PROVIDED RECORDS:
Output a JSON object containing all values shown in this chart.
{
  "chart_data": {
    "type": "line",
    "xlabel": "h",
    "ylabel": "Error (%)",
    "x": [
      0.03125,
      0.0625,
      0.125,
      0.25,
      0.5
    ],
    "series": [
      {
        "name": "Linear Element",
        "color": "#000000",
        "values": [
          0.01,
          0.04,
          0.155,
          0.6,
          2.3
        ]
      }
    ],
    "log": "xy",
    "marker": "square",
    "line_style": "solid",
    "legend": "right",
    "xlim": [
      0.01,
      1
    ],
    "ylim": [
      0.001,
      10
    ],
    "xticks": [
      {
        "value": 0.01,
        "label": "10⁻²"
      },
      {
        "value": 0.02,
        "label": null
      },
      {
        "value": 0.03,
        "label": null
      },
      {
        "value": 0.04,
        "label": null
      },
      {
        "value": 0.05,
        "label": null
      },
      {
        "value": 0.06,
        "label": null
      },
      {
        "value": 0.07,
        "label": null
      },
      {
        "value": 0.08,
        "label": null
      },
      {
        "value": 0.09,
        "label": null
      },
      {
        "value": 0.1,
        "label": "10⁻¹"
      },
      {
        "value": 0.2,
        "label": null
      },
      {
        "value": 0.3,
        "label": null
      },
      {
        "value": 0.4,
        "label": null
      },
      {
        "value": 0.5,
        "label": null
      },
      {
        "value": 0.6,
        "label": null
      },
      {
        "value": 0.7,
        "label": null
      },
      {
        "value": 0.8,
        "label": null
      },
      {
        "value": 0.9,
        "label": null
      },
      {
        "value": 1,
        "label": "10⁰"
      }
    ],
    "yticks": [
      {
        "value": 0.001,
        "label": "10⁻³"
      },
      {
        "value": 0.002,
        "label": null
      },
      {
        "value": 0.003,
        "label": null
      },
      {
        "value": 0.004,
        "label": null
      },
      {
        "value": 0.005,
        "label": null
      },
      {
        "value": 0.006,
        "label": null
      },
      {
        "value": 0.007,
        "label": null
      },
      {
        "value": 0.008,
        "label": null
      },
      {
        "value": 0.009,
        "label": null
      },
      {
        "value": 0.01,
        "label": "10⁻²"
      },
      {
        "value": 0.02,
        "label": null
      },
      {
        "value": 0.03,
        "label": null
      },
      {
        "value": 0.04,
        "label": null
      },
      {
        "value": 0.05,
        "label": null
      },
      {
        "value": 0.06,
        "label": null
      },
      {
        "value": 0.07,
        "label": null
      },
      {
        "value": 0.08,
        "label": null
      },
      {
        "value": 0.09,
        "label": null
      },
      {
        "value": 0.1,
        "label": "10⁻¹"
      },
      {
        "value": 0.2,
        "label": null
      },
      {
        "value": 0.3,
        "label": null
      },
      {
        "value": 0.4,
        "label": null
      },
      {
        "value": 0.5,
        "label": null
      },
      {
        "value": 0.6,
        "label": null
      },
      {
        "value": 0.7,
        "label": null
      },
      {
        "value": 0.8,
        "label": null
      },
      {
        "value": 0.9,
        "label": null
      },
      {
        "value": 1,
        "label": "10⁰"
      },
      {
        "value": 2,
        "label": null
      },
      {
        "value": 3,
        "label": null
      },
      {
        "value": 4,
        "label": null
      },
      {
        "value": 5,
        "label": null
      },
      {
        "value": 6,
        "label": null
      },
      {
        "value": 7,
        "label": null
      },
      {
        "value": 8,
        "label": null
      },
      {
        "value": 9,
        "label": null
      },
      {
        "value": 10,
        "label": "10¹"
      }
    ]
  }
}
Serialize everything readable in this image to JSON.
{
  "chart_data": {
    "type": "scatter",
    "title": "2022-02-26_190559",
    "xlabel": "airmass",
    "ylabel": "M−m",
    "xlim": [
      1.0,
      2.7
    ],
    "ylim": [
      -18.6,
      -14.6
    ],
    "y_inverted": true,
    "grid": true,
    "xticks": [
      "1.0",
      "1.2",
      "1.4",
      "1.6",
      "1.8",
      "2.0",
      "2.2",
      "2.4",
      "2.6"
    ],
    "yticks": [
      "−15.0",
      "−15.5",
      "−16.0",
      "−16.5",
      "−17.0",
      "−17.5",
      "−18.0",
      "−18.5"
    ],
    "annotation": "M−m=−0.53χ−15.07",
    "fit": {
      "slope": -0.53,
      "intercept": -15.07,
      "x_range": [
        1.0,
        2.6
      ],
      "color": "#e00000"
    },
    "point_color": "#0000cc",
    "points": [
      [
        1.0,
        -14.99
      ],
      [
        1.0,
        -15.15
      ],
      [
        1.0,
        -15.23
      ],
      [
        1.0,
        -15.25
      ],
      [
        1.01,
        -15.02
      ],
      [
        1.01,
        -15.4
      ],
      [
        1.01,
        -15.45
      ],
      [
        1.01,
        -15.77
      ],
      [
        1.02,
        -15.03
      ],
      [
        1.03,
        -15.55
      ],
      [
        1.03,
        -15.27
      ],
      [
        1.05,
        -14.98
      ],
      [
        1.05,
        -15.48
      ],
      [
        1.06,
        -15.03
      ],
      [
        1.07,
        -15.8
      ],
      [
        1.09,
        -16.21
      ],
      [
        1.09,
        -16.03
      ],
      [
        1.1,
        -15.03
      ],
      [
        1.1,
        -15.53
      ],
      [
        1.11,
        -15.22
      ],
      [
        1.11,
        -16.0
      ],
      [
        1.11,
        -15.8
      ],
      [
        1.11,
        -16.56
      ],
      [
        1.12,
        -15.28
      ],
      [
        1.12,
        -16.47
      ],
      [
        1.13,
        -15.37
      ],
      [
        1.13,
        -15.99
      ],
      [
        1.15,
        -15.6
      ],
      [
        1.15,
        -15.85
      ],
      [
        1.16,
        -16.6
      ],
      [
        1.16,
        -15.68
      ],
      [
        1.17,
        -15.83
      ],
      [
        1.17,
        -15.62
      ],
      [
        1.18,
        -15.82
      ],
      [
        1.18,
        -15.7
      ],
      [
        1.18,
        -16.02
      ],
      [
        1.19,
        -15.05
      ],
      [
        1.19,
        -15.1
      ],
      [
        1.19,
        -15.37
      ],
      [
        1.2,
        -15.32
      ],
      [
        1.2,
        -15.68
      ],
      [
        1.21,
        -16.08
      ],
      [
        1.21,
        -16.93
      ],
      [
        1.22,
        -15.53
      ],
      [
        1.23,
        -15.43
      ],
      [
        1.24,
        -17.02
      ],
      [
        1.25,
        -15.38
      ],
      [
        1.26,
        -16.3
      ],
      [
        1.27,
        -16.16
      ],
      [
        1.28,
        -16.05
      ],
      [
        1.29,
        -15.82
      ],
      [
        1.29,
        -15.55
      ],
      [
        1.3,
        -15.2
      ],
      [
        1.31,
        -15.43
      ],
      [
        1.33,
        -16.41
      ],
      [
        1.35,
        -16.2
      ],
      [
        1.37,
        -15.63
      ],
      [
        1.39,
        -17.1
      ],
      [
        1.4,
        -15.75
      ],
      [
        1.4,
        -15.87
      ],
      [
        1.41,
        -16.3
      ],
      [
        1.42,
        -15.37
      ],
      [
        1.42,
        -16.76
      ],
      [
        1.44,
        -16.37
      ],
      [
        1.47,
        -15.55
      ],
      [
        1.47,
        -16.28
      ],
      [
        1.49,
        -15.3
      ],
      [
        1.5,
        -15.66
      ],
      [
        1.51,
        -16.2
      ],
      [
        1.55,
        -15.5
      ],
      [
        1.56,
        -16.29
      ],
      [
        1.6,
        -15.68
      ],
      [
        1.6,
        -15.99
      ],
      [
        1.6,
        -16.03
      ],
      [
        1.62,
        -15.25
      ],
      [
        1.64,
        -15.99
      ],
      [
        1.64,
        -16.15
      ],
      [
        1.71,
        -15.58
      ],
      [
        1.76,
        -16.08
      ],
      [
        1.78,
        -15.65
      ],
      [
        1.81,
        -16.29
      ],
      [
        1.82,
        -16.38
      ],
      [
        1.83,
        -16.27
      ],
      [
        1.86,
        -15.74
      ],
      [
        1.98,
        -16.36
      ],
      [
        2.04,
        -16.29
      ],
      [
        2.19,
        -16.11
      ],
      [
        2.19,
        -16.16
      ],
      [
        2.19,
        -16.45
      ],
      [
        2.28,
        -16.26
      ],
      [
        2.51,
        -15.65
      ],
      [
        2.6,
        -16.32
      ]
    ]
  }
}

WORK REQUIRED: From the listing above, return each line with the word "this".

TASK OUTPUT:
Output a JSON object containing all values shown in this chart.
Serialize everything readable in this image to JSON.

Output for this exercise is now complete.